___ Data rows
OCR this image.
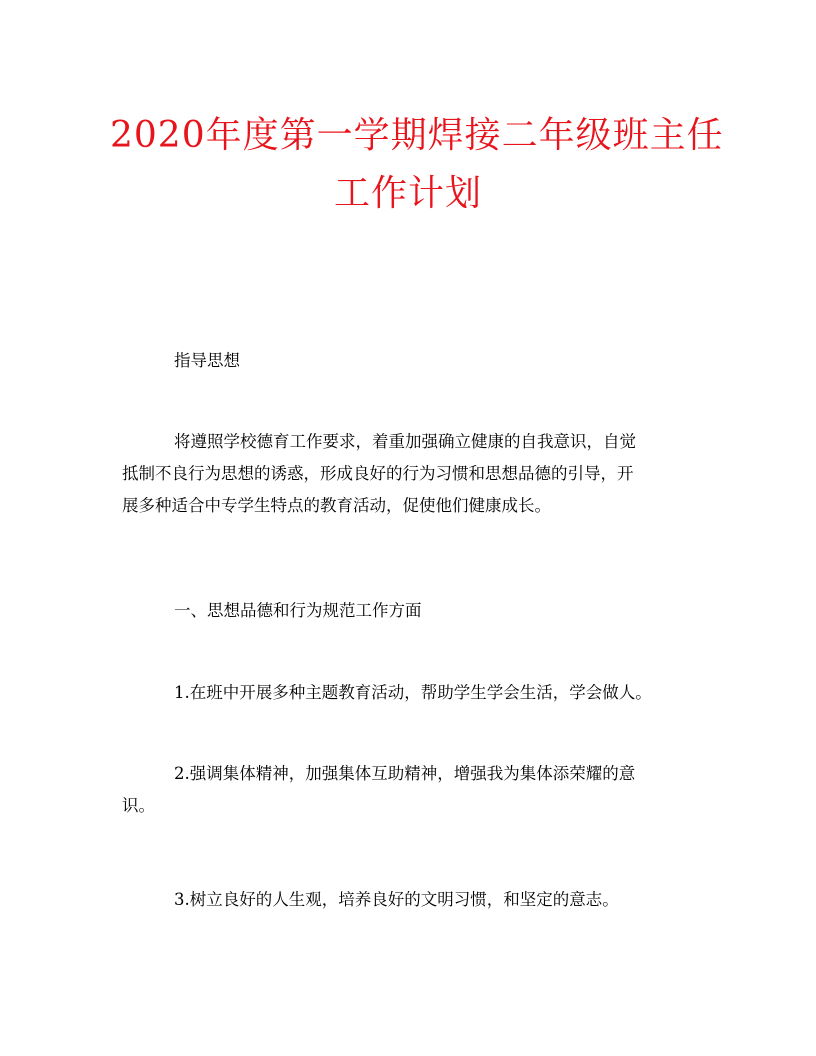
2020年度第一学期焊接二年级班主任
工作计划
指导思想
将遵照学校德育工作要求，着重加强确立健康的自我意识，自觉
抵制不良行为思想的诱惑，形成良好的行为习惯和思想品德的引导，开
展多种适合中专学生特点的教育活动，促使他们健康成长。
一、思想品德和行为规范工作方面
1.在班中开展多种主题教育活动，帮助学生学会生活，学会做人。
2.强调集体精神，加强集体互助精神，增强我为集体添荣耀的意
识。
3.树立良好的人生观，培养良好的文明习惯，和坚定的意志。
______
___ Data rows
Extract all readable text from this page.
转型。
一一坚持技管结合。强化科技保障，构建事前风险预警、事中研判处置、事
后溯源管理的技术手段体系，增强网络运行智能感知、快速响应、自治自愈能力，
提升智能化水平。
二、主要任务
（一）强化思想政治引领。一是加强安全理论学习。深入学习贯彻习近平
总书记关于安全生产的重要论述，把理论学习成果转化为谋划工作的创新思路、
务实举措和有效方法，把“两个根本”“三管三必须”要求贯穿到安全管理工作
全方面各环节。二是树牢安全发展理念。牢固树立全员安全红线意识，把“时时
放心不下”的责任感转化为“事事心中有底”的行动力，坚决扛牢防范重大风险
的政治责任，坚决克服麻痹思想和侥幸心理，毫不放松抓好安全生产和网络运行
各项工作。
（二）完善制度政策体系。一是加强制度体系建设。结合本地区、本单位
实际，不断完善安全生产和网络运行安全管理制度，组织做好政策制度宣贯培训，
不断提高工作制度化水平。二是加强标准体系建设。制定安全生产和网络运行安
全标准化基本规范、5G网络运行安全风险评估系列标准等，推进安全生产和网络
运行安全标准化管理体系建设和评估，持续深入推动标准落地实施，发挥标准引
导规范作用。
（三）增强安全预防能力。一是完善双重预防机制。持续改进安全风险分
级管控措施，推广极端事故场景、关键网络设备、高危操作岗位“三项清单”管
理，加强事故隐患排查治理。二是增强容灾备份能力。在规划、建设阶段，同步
______
___ Data rows
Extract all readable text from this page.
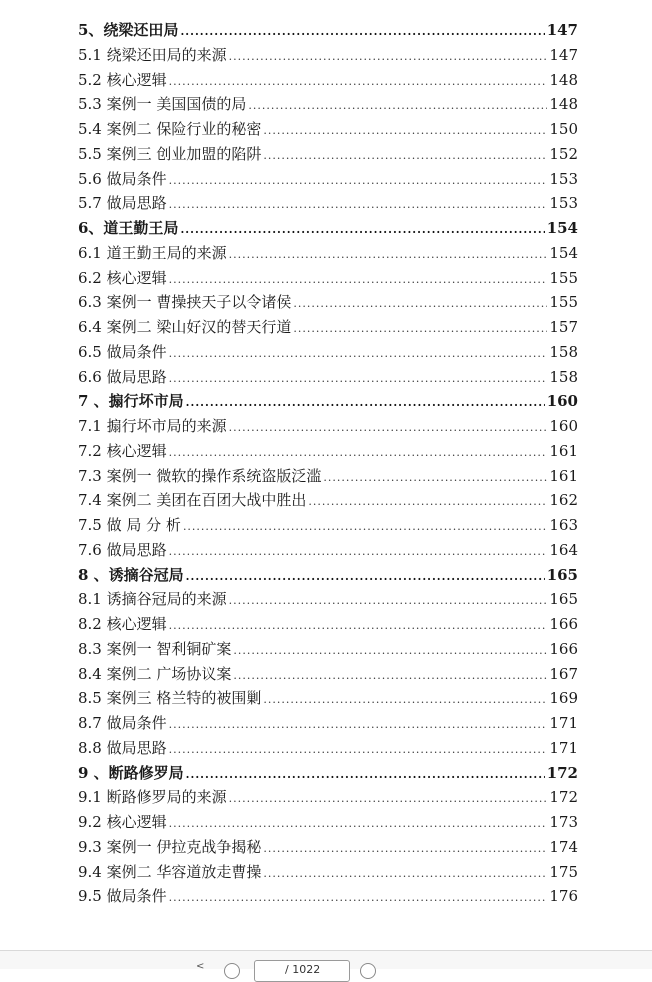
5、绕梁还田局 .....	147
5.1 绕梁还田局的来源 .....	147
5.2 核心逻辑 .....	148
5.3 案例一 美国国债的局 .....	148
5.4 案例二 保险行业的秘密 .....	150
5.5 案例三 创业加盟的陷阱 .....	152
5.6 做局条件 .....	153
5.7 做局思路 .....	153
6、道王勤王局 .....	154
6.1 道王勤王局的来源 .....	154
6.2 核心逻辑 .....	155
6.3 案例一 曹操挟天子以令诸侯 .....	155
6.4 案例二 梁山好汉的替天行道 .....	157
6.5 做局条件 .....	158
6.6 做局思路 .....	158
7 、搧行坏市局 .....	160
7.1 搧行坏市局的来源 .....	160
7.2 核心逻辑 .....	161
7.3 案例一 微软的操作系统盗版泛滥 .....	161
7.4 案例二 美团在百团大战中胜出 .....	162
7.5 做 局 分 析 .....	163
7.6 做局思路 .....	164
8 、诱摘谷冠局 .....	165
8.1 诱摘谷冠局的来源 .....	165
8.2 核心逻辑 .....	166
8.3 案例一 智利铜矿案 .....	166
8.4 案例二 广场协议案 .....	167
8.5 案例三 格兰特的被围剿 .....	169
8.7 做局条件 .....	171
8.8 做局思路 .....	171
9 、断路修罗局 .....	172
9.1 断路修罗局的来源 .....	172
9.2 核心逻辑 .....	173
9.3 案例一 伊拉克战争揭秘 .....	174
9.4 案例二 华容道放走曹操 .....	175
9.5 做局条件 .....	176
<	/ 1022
______
▶ [Problem]: The answer is a single number: how many lines include the word "核心逻辑"?

▶ [Response]: 5